Collection entries:
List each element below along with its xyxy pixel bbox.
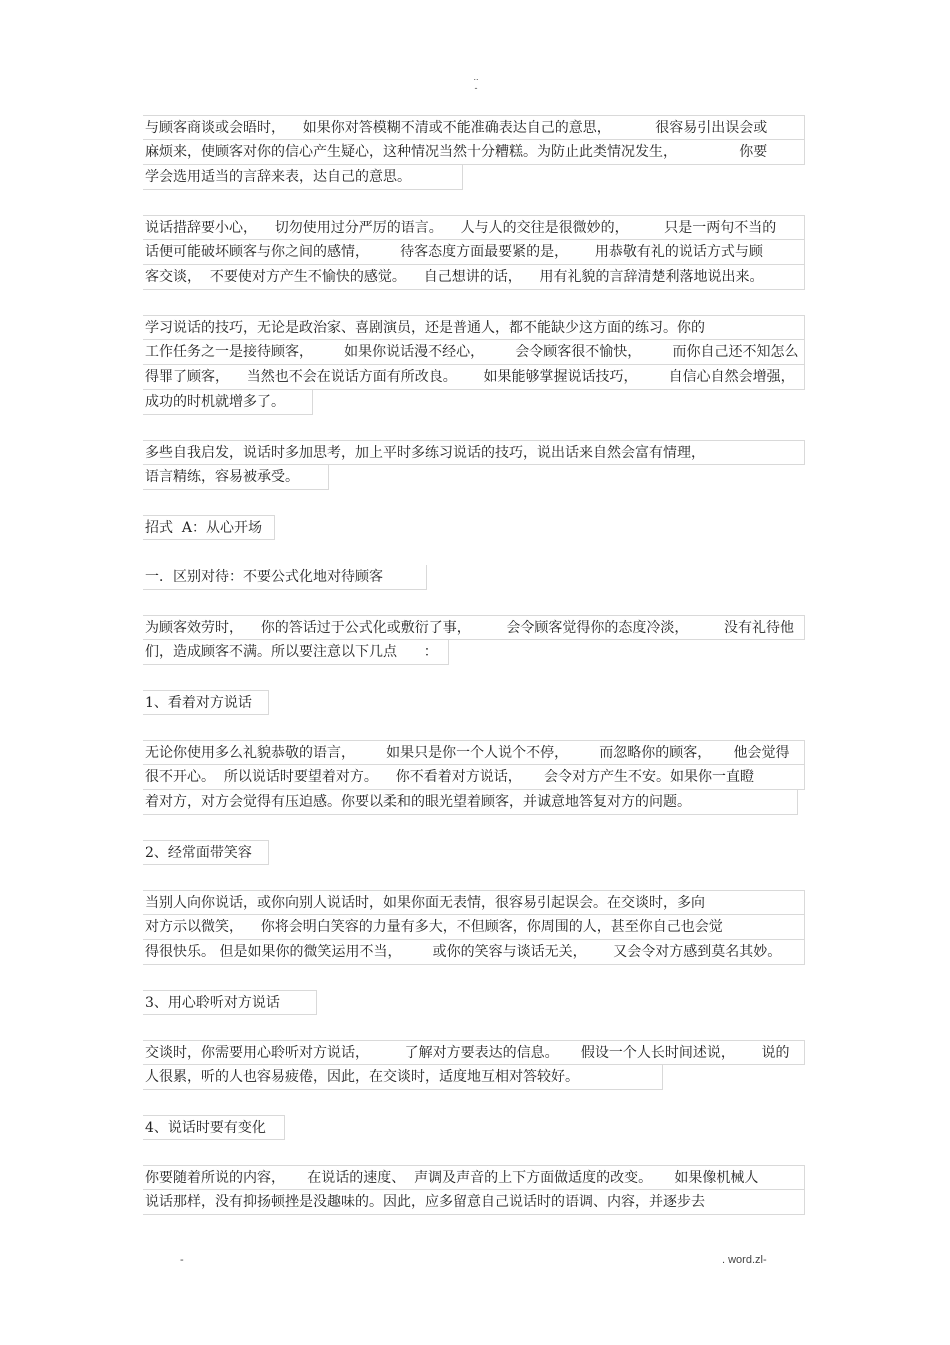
- subsection-heading: 1、看着对方说话: [143, 690, 269, 715]
- page-footer-left: -: [180, 1254, 184, 1266]
- body-text-line: 得罪了顾客， 当然也不会在说话方面有所改良。 如果能够掌握说话技巧， 自信心自然会增强，: [143, 365, 805, 390]
- header-mark: -: [474, 83, 478, 93]
- body-text-line: 说话措辞要小心， 切勿使用过分严厉的语言。 人与人的交往是很微妙的， 只是一两句不当的: [143, 215, 805, 240]
- body-text-line: 工作任务之一是接待顾客， 如果你说话漫不经心， 会令顾客很不愉快， 而你自己还不知怎么: [143, 340, 805, 365]
- body-text-line: 对方示以微笑， 你将会明白笑容的力量有多大，不但顾客，你周围的人，甚至你自己也会觉: [143, 915, 805, 940]
- body-text-line: 多些自我启发，说话时多加思考，加上平时多练习说话的技巧，说出话来自然会富有情理，: [143, 440, 805, 465]
- body-text-line: 很不开心。 所以说话时要望着对方。 你不看着对方说话， 会令对方产生不安。如果你一直瞪: [143, 765, 805, 790]
- body-text-line: 无论你使用多么礼貌恭敬的语言， 如果只是你一个人说个不停， 而忽略你的顾客， 他会觉得: [143, 740, 805, 765]
- body-text-line: 麻烦来，使顾客对你的信心产生疑心，这种情况当然十分糟糕。为防止此类情况发生， 你要: [143, 140, 805, 165]
- body-text-line: 学会选用适当的言辞来表，达自己的意思。: [143, 165, 463, 190]
- body-text-line: 你要随着所说的内容， 在说话的速度、 声调及声音的上下方面做适度的改变。 如果像机械人: [143, 1165, 805, 1190]
- section-heading: 一．区别对待：不要公式化地对待顾客: [143, 565, 427, 590]
- body-text-line: 为顾客效劳时， 你的答话过于公式化或敷衍了事， 会令顾客觉得你的态度冷淡， 没有礼待他: [143, 615, 805, 640]
- body-text-line: 交谈时，你需要用心聆听对方说话， 了解对方要表达的信息。 假设一个人长时间述说， 说的: [143, 1040, 805, 1065]
- body-text-line: 语言精练，容易被承受。: [143, 465, 329, 490]
- body-text-line: 成功的时机就增多了。: [143, 390, 313, 415]
- subsection-heading: 4、说话时要有变化: [143, 1115, 285, 1140]
- body-text-line: 与顾客商谈或会晤时， 如果你对答模糊不清或不能准确表达自己的意思， 很容易引出误会或: [143, 115, 805, 140]
- body-text-line: 学习说话的技巧，无论是政治家、喜剧演员，还是普通人，都不能缺少这方面的练习。你的: [143, 315, 805, 340]
- subsection-heading: 2、经常面带笑容: [143, 840, 269, 865]
- section-heading: 招式 A：从心开场: [143, 515, 275, 540]
- page-header: [466, 72, 486, 94]
- page-footer-right: . word.zl-: [722, 1254, 767, 1266]
- body-text-line: 客交谈， 不要使对方产生不愉快的感觉。 自己想讲的话， 用有礼貌的言辞清楚利落地说出来。: [143, 265, 805, 290]
- body-text-line: 着对方，对方会觉得有压迫感。你要以柔和的眼光望着顾客，并诚意地答复对方的问题。: [143, 790, 798, 815]
- subsection-heading: 3、用心聆听对方说话: [143, 990, 317, 1015]
- body-text-line: 说话那样，没有抑扬顿挫是没趣味的。因此，应多留意自己说话时的语调、内容，并逐步去: [143, 1190, 805, 1215]
- body-text-line: 得很快乐。 但是如果你的微笑运用不当， 或你的笑容与谈话无关， 又会令对方感到莫名其妙。: [143, 940, 805, 965]
- body-text-line: 话便可能破坏顾客与你之间的感情， 待客态度方面最要紧的是， 用恭敬有礼的说话方式与顾: [143, 240, 805, 265]
- header-mark: ..: [473, 72, 479, 82]
- body-text-line: 们，造成顾客不满。所以要注意以下几点 ：: [143, 640, 449, 665]
- body-text-line: 当别人向你说话，或你向别人说话时，如果你面无表情，很容易引起误会。在交谈时，多向: [143, 890, 805, 915]
- body-text-line: 人很累，听的人也容易疲倦，因此，在交谈时，适度地互相对答较好。: [143, 1065, 663, 1090]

### EXERCISE
Count the lines in the entries above that contain the string "heading", with case counting. Give only the number.

### EXERCISE OUTPUT
6